Summary: | Kernels 2.6.17 and 18 lose network connection to Solaris 10 machines | ||
---|---|---|---|
Product: | Gentoo Linux | Reporter: | Ian Ballantyne <ian> |
Component: | [OLD] Core system | Assignee: | Gentoo Kernel Bug Wranglers and Kernel Maintainers <kernel> |
Status: | RESOLVED INVALID | ||
Severity: | normal | ||
Priority: | High | ||
Version: | unspecified | ||
Hardware: | x86 | ||
OS: | Linux | ||
Whiteboard: | |||
Package list: | Runtime testing required: | --- | |
Attachments: |
Ethereal capture of ssh session from start to death.
terminal log of ssh session (username exchanged for XXX) Ethereal capture of http download of picture Ethereal capture of ssh session for kernel 2.6.16-r13 Ethereal capture of http download of picture kernel 2.6.16-r13 Ethereal capture of ssh session 2.6.16-r13, tcp_window_scaling = 0 Ethereal capture of http picture download 2.6.16-r13, tcp_window_scaling = 0 Ethereal capture of ssh session 2.6.18, tcp_window_scaling = 0 Ethereal capture of http picture download 2.6.18, tcp_window_scaling = 0 |
Description
Ian Ballantyne
2006-10-06 06:12:38 UTC
Created attachment 98932 [details]
Ethereal capture of ssh session from start to death.
This ethereal dump was obtained by starting a capture, opening an ssh session and entering 'cat README1'.
Created attachment 98933 [details]
terminal log of ssh session (username exchanged for XXX)
Created attachment 98934 [details]
Ethereal capture of http download of picture
This is the ethereal dump obtained when trying to get the file dscf0004.jpg which is available in the directory on the webserver. The attempt was when using konwueror 3.4.3. This connection seemed to die after 4Kb of data, at least that's what konqueror showed in it's progress dialogue.

Data records:
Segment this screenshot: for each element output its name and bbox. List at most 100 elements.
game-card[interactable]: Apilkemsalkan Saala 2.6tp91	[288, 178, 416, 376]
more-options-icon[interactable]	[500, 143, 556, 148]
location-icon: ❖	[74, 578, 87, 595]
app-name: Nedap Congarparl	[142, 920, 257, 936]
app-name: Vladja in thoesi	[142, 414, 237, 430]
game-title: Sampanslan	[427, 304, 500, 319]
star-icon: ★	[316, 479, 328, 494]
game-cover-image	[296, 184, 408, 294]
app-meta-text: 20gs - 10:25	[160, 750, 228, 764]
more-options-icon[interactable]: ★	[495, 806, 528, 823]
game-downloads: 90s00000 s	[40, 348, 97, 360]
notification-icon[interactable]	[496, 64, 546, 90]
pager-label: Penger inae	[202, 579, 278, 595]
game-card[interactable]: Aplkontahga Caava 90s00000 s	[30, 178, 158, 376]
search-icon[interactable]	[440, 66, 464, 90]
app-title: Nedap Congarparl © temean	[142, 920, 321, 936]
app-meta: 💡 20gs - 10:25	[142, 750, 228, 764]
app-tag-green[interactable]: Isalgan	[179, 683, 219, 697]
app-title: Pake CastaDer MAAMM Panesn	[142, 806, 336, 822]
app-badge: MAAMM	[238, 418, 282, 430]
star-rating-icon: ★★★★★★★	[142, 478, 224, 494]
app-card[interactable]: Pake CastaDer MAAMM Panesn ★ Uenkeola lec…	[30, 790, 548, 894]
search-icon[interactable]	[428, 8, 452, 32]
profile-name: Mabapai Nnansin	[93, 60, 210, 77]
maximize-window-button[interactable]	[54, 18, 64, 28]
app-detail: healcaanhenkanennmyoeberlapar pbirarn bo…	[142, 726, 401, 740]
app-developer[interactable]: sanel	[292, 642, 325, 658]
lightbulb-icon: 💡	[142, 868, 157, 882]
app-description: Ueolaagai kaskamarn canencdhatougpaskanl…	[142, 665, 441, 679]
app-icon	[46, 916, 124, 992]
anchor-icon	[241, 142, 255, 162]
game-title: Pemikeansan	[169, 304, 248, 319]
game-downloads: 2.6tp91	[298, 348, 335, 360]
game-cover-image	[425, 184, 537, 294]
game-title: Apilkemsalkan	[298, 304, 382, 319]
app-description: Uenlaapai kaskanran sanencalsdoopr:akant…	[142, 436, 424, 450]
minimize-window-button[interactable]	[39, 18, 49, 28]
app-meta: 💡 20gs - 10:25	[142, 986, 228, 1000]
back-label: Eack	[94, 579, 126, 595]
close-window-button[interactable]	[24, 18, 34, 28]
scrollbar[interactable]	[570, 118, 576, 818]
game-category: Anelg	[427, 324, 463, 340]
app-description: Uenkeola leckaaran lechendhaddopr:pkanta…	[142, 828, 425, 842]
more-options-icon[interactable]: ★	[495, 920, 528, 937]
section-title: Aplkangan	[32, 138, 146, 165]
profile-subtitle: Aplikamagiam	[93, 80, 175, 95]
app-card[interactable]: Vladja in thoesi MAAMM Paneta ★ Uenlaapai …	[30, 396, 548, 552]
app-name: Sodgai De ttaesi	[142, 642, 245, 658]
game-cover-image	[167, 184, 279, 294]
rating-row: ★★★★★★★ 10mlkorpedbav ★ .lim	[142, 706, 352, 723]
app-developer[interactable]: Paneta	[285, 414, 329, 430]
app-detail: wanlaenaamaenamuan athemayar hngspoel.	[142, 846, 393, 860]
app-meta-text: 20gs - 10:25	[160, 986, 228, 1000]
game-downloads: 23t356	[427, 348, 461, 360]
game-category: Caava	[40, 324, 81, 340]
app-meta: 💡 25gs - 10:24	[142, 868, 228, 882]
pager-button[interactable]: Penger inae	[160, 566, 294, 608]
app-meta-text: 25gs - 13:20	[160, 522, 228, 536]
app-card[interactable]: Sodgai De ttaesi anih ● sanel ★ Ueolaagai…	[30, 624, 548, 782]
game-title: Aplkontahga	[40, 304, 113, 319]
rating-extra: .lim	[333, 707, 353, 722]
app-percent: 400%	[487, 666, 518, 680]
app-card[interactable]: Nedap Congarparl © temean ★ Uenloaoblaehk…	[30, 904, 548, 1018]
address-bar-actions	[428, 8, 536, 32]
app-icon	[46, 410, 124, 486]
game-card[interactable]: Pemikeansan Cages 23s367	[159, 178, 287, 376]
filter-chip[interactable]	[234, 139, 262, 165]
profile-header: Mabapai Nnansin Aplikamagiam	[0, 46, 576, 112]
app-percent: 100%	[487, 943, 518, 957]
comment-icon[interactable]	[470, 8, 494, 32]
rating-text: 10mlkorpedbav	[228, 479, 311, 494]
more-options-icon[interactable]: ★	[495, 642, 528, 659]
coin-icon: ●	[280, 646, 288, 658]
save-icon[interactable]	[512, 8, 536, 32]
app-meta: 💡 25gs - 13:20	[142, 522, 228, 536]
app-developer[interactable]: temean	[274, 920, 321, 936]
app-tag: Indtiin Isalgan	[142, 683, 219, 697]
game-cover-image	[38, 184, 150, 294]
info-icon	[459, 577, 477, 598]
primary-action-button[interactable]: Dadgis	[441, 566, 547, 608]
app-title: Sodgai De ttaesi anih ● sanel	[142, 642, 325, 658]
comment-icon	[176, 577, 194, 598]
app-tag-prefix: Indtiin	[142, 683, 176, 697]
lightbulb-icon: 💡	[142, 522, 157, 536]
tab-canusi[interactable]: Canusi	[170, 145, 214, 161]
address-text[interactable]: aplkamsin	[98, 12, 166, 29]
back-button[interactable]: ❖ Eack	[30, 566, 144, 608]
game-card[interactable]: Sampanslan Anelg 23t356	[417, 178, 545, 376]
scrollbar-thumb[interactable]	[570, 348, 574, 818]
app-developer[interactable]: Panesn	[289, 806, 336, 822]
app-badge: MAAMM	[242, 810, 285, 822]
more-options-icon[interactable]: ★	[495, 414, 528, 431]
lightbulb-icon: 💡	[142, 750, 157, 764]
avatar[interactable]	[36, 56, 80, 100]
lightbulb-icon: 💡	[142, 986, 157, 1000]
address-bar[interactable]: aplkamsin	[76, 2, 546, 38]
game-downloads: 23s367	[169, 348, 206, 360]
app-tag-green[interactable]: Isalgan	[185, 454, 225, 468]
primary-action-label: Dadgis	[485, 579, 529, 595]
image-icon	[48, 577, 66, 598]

- Directions
List every attachment number that the bug report says was created. The records have no connection to the bug report.

- Finished answer
98932, 98933, 98934